Can you transcribe the data exactly? Leave the pictures out.

Information given

□ □ □

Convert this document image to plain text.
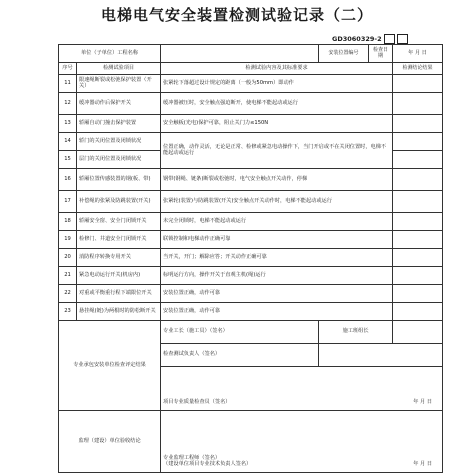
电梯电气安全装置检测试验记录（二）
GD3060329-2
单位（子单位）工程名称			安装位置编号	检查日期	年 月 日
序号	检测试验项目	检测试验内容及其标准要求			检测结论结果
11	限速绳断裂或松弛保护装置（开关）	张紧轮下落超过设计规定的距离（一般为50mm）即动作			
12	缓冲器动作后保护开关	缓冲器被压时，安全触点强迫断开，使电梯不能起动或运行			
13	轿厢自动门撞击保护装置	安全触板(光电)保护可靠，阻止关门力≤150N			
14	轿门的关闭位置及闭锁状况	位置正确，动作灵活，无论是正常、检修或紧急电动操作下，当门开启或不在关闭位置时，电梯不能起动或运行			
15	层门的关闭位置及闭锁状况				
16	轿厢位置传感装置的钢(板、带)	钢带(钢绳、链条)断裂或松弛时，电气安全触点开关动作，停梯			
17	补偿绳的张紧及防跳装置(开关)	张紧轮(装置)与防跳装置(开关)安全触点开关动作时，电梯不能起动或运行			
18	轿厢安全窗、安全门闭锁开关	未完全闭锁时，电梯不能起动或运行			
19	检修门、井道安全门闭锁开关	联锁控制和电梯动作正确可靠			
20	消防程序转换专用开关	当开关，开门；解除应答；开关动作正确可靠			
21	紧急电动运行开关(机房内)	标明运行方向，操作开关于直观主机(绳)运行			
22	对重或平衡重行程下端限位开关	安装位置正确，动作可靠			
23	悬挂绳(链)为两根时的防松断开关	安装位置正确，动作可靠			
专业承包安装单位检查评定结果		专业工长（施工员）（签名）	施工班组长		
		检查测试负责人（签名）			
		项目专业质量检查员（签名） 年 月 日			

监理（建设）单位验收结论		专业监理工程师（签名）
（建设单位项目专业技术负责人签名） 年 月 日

□ □ □

Solution for this problem
Convert this document image to plain text.
电梯电气安全装置检测试验记录（二）
GD3060329-2
单位（子单位）工程名称			安装位置编号	检查日期	年 月 日
序号	检测试验项目	检测试验内容及其标准要求			检测结论结果
11	限速绳断裂或松弛保护装置（开关）	张紧轮下落超过设计规定的距离（一般为50mm）即动作			
12	缓冲器动作后保护开关	缓冲器被压时，安全触点强迫断开，使电梯不能起动或运行			
13	轿厢自动门撞击保护装置	安全触板(光电)保护可靠，阻止关门力≤150N			
14	轿门的关闭位置及闭锁状况	位置正确，动作灵活，无论是正常、检修或紧急电动操作下，当门开启或不在关闭位置时，电梯不能起动或运行			
15	层门的关闭位置及闭锁状况				
16	轿厢位置传感装置的钢(板、带)	钢带(钢绳、链条)断裂或松弛时，电气安全触点开关动作，停梯			
17	补偿绳的张紧及防跳装置(开关)	张紧轮(装置)与防跳装置(开关)安全触点开关动作时，电梯不能起动或运行			
18	轿厢安全窗、安全门闭锁开关	未完全闭锁时，电梯不能起动或运行			
19	检修门、井道安全门闭锁开关	联锁控制和电梯动作正确可靠			
20	消防程序转换专用开关	当开关，开门；解除应答；开关动作正确可靠			
21	紧急电动运行开关(机房内)	标明运行方向，操作开关于直观主机(绳)运行			
22	对重或平衡重行程下端限位开关	安装位置正确，动作可靠			
23	悬挂绳(链)为两根时的防松断开关	安装位置正确，动作可靠			
专业承包安装单位检查评定结果		专业工长（施工员）（签名）	施工班组长		
		检查测试负责人（签名）			
		项目专业质量检查员（签名） 年 月 日			

监理（建设）单位验收结论		专业监理工程师（签名）
（建设单位项目专业技术负责人签名） 年 月 日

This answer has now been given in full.